What is required. Restate each of the lines given below, word for word.

Available data.
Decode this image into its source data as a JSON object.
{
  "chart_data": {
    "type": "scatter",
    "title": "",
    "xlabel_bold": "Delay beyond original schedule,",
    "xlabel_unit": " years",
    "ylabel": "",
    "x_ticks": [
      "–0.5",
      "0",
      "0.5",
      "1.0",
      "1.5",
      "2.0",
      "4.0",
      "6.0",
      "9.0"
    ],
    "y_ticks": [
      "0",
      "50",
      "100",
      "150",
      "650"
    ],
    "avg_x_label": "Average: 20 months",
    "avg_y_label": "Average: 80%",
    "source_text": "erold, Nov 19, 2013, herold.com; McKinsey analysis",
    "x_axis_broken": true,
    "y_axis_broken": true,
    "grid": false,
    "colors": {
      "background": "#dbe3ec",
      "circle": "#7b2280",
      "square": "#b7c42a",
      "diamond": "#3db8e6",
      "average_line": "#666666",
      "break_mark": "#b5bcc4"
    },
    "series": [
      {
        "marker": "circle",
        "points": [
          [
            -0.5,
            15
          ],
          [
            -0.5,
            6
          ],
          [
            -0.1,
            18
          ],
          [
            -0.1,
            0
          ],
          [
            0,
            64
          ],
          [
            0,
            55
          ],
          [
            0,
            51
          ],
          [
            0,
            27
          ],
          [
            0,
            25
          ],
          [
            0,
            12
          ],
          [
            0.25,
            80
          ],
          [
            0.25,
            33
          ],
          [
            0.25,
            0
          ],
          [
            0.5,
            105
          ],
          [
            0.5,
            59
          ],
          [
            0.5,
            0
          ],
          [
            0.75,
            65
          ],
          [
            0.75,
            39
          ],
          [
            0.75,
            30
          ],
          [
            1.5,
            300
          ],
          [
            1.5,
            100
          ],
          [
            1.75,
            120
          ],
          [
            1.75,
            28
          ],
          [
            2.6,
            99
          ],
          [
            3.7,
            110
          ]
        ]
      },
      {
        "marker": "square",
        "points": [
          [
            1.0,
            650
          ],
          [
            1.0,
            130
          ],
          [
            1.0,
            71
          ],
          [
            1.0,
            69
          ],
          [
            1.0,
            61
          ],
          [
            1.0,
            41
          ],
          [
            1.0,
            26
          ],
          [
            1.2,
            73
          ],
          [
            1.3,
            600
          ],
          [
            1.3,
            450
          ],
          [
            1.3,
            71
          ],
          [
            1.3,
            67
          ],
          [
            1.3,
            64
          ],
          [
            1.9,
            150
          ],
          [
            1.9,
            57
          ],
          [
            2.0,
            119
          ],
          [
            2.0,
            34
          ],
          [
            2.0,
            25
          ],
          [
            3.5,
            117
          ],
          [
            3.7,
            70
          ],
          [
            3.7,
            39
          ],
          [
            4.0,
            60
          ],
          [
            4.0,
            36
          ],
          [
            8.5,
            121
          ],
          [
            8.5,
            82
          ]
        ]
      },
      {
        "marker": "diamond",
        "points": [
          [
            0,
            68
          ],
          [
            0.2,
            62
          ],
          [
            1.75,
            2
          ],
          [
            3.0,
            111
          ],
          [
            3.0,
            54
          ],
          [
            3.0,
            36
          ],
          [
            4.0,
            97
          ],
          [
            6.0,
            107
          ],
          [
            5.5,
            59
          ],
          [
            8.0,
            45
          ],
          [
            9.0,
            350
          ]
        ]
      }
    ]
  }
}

Exercise response.
Decode this image into its source data as a JSON object.
{
  "chart_data": {
    "type": "scatter",
    "title": "",
    "xlabel_bold": "Delay beyond original schedule,",
    "xlabel_unit": " years",
    "ylabel": "",
    "x_ticks": [
      "–0.5",
      "0",
      "0.5",
      "1.0",
      "1.5",
      "2.0",
      "4.0",
      "6.0",
      "9.0"
    ],
    "y_ticks": [
      "0",
      "50",
      "100",
      "150",
      "650"
    ],
    "avg_x_label": "Average: 20 months",
    "avg_y_label": "Average: 80%",
    "source_text": "erold, Nov 19, 2013, herold.com; McKinsey analysis",
    "x_axis_broken": true,
    "y_axis_broken": true,
    "grid": false,
    "colors": {
      "background": "#dbe3ec",
      "circle": "#7b2280",
      "square": "#b7c42a",
      "diamond": "#3db8e6",
      "average_line": "#666666",
      "break_mark": "#b5bcc4"
    },
    "series": [
      {
        "marker": "circle",
        "points": [
          [
            -0.5,
            15
          ],
          [
            -0.5,
            6
          ],
          [
            -0.1,
            18
          ],
          [
            -0.1,
            0
          ],
          [
            0,
            64
          ],
          [
            0,
            55
          ],
          [
            0,
            51
          ],
          [
            0,
            27
          ],
          [
            0,
            25
          ],
          [
            0,
            12
          ],
          [
            0.25,
            80
          ],
          [
            0.25,
            33
          ],
          [
            0.25,
            0
          ],
          [
            0.5,
            105
          ],
          [
            0.5,
            59
          ],
          [
            0.5,
            0
          ],
          [
            0.75,
            65
          ],
          [
            0.75,
            39
          ],
          [
            0.75,
            30
          ],
          [
            1.5,
            300
          ],
          [
            1.5,
            100
          ],
          [
            1.75,
            120
          ],
          [
            1.75,
            28
          ],
          [
            2.6,
            99
          ],
          [
            3.7,
            110
          ]
        ]
      },
      {
        "marker": "square",
        "points": [
          [
            1.0,
            650
          ],
          [
            1.0,
            130
          ],
          [
            1.0,
            71
          ],
          [
            1.0,
            69
          ],
          [
            1.0,
            61
          ],
          [
            1.0,
            41
          ],
          [
            1.0,
            26
          ],
          [
            1.2,
            73
          ],
          [
            1.3,
            600
          ],
          [
            1.3,
            450
          ],
          [
            1.3,
            71
          ],
          [
            1.3,
            67
          ],
          [
            1.3,
            64
          ],
          [
            1.9,
            150
          ],
          [
            1.9,
            57
          ],
          [
            2.0,
            119
          ],
          [
            2.0,
            34
          ],
          [
            2.0,
            25
          ],
          [
            3.5,
            117
          ],
          [
            3.7,
            70
          ],
          [
            3.7,
            39
          ],
          [
            4.0,
            60
          ],
          [
            4.0,
            36
          ],
          [
            8.5,
            121
          ],
          [
            8.5,
            82
          ]
        ]
      },
      {
        "marker": "diamond",
        "points": [
          [
            0,
            68
          ],
          [
            0.2,
            62
          ],
          [
            1.75,
            2
          ],
          [
            3.0,
            111
          ],
          [
            3.0,
            54
          ],
          [
            3.0,
            36
          ],
          [
            4.0,
            97
          ],
          [
            6.0,
            107
          ],
          [
            5.5,
            59
          ],
          [
            8.0,
            45
          ],
          [
            9.0,
            350
          ]
        ]
      }
    ]
  }
}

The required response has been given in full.